═══ Information supplied

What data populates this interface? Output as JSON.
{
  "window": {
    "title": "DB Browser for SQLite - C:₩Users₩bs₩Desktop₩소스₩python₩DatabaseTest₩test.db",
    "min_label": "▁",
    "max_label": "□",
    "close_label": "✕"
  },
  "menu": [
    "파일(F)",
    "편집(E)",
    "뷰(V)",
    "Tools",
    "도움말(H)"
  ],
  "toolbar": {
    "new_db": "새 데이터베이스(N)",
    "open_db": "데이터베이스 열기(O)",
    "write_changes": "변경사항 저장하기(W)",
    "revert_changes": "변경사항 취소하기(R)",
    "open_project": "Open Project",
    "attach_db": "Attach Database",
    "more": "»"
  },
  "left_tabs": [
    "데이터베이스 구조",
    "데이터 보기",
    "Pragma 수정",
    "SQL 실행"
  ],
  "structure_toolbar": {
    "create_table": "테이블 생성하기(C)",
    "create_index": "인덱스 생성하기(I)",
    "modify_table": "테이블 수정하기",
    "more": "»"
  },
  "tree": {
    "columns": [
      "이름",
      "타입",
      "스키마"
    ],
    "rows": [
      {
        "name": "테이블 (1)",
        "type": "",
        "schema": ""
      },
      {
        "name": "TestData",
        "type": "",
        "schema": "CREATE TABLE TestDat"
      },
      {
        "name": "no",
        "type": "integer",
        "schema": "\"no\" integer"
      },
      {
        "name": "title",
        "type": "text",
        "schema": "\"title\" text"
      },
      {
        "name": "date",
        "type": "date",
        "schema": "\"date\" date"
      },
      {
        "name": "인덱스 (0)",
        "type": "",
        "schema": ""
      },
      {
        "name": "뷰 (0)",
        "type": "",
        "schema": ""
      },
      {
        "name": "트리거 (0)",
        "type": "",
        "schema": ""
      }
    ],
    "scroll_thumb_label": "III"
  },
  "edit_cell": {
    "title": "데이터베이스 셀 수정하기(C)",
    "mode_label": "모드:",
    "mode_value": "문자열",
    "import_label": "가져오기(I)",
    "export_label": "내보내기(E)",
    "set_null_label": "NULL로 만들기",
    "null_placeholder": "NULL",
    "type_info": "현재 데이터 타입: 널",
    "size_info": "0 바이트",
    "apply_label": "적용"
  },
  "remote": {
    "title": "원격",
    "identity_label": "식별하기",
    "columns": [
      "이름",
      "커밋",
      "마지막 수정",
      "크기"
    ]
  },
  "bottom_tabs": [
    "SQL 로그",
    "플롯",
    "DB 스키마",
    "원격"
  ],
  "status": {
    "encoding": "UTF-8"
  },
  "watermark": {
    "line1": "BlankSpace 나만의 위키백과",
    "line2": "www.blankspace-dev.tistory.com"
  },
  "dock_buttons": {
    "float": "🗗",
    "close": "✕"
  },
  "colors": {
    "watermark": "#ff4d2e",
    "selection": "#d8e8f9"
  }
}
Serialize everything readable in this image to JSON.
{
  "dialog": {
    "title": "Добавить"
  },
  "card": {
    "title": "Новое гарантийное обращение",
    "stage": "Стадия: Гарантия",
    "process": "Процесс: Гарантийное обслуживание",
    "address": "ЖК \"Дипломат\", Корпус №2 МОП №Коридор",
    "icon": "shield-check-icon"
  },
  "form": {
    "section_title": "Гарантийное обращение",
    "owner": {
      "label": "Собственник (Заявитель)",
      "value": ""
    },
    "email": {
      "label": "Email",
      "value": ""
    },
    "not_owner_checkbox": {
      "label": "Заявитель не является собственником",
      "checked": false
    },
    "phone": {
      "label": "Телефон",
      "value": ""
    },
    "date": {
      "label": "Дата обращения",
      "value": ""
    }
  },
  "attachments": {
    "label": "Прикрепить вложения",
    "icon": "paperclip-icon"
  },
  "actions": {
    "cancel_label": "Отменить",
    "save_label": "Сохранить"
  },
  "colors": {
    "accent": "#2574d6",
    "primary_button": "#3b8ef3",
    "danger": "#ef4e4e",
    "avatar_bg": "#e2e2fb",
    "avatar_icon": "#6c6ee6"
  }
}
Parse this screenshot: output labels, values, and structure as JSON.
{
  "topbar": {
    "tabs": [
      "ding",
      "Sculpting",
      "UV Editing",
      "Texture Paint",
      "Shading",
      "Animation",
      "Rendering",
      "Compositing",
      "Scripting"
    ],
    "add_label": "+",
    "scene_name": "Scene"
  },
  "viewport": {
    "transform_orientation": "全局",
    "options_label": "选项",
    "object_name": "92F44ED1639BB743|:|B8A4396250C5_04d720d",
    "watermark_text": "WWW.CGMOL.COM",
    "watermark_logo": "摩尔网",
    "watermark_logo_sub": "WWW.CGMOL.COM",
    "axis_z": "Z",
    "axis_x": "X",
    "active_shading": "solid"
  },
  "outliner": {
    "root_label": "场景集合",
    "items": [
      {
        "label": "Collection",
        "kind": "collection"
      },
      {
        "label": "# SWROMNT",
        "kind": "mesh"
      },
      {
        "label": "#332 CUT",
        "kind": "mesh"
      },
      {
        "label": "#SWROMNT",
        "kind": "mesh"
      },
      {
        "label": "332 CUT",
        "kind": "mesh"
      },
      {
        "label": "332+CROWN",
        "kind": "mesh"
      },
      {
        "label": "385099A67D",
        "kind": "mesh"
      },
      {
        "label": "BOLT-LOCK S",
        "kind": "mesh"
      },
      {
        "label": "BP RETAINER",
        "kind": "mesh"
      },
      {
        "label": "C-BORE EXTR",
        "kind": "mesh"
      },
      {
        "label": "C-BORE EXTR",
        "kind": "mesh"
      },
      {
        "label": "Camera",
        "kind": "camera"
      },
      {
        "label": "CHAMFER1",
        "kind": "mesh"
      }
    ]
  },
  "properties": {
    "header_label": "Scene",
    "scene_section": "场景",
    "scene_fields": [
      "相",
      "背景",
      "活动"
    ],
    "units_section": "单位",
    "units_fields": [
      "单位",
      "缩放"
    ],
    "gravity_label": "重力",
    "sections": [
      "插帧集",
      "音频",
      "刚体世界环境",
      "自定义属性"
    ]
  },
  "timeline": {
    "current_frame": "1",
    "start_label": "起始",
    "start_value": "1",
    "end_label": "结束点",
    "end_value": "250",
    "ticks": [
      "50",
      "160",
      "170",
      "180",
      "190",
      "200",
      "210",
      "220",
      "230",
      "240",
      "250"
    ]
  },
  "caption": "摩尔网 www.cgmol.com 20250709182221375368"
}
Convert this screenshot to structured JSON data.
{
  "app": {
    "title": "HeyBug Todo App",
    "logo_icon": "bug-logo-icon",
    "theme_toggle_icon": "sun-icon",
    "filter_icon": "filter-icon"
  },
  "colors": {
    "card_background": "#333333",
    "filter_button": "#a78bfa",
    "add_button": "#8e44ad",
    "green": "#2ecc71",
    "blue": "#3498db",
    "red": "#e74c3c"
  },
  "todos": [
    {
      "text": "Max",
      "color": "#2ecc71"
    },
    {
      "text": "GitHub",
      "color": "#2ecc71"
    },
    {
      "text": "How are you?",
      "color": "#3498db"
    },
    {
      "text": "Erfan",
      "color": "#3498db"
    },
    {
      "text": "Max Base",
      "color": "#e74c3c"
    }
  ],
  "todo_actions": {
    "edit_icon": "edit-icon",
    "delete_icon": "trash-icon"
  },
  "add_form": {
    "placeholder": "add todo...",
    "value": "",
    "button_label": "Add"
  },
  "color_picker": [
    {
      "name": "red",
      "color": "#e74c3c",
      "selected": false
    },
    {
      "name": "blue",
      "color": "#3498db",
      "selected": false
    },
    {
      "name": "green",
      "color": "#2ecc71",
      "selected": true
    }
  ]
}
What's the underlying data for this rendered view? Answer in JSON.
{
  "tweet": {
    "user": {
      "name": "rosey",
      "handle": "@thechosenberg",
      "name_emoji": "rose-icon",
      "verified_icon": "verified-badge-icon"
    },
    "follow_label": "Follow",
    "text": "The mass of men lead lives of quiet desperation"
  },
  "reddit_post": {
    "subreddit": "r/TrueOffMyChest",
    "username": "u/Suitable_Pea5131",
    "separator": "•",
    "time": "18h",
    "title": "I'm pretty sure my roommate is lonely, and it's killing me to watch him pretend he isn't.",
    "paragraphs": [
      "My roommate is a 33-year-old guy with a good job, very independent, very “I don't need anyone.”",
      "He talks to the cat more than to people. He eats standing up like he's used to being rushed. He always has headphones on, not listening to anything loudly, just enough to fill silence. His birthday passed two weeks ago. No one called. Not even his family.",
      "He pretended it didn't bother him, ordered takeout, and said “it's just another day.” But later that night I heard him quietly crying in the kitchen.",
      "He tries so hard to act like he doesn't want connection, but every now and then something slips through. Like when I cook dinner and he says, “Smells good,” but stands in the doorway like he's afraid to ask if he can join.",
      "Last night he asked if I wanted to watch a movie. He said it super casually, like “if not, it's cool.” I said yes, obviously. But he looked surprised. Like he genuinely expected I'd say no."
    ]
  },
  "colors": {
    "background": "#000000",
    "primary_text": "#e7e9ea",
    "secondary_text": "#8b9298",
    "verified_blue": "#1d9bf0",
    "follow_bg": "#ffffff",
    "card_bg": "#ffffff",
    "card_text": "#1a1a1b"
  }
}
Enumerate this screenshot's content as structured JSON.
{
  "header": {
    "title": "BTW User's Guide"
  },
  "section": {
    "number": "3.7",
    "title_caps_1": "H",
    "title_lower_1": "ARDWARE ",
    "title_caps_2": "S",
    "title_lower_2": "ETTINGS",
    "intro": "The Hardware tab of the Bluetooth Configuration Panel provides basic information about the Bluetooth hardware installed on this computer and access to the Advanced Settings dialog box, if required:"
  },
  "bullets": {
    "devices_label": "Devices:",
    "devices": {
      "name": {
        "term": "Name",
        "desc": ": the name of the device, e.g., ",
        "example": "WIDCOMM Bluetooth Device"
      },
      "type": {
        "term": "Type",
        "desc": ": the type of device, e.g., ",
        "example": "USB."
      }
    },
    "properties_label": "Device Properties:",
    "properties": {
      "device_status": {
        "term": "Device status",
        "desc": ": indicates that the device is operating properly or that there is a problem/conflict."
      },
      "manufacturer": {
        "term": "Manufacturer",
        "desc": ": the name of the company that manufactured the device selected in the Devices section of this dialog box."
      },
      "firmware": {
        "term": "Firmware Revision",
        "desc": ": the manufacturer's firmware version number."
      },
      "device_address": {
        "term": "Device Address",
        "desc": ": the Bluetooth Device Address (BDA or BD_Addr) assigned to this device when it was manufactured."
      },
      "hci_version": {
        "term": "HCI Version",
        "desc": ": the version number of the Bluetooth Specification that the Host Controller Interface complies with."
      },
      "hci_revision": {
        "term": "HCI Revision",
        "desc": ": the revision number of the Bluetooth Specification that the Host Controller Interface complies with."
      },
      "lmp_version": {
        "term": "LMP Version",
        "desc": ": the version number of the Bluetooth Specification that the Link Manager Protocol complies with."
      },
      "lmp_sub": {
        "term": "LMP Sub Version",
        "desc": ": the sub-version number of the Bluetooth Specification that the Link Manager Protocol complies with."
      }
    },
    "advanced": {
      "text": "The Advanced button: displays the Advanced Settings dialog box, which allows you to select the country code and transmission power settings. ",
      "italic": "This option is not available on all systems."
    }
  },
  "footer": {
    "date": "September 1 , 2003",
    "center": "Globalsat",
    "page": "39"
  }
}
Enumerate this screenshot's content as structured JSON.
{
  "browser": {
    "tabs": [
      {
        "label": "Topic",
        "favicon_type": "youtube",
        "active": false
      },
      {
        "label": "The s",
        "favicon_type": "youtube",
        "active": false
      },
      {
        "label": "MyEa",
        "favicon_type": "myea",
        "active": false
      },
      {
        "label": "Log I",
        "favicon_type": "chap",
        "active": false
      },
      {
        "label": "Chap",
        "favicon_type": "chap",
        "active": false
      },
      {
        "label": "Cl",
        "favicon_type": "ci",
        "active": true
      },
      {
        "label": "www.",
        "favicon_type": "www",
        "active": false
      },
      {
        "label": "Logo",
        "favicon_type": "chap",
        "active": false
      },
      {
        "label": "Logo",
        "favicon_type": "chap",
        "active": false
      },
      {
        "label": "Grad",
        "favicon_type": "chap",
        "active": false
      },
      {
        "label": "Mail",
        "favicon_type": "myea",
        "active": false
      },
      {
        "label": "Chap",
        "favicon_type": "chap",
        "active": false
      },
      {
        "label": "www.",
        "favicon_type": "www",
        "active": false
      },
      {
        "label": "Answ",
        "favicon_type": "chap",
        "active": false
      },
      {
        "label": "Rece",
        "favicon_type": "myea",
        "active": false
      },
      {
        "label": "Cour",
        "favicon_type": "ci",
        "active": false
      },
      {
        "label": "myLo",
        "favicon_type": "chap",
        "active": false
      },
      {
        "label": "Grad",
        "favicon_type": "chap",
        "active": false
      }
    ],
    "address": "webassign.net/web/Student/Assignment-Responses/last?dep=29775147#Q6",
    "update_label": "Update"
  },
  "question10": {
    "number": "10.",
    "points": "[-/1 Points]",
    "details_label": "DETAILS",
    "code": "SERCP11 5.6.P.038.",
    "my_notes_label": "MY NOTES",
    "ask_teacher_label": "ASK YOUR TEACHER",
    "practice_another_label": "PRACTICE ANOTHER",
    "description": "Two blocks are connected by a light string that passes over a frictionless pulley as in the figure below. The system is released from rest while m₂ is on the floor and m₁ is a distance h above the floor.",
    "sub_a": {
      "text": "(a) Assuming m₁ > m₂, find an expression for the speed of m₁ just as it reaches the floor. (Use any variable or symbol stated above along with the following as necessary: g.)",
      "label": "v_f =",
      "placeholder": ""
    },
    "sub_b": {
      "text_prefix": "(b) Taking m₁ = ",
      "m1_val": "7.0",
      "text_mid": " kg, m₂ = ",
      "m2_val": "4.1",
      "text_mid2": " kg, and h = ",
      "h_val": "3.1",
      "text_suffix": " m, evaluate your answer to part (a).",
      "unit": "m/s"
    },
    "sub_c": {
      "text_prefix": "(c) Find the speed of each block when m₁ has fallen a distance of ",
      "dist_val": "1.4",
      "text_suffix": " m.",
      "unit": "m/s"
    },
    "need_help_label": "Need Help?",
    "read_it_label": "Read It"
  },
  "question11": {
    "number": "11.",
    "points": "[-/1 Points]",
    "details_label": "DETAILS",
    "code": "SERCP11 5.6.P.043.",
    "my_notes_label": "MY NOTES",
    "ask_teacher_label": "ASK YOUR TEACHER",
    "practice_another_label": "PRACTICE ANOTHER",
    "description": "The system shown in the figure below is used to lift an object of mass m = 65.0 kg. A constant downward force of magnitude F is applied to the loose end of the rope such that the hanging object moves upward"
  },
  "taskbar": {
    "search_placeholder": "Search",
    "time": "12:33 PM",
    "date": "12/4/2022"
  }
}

══════

### Set problem
Of the lines above, how many include the word "floor"? Reply with the number only.

### Answer to the task
2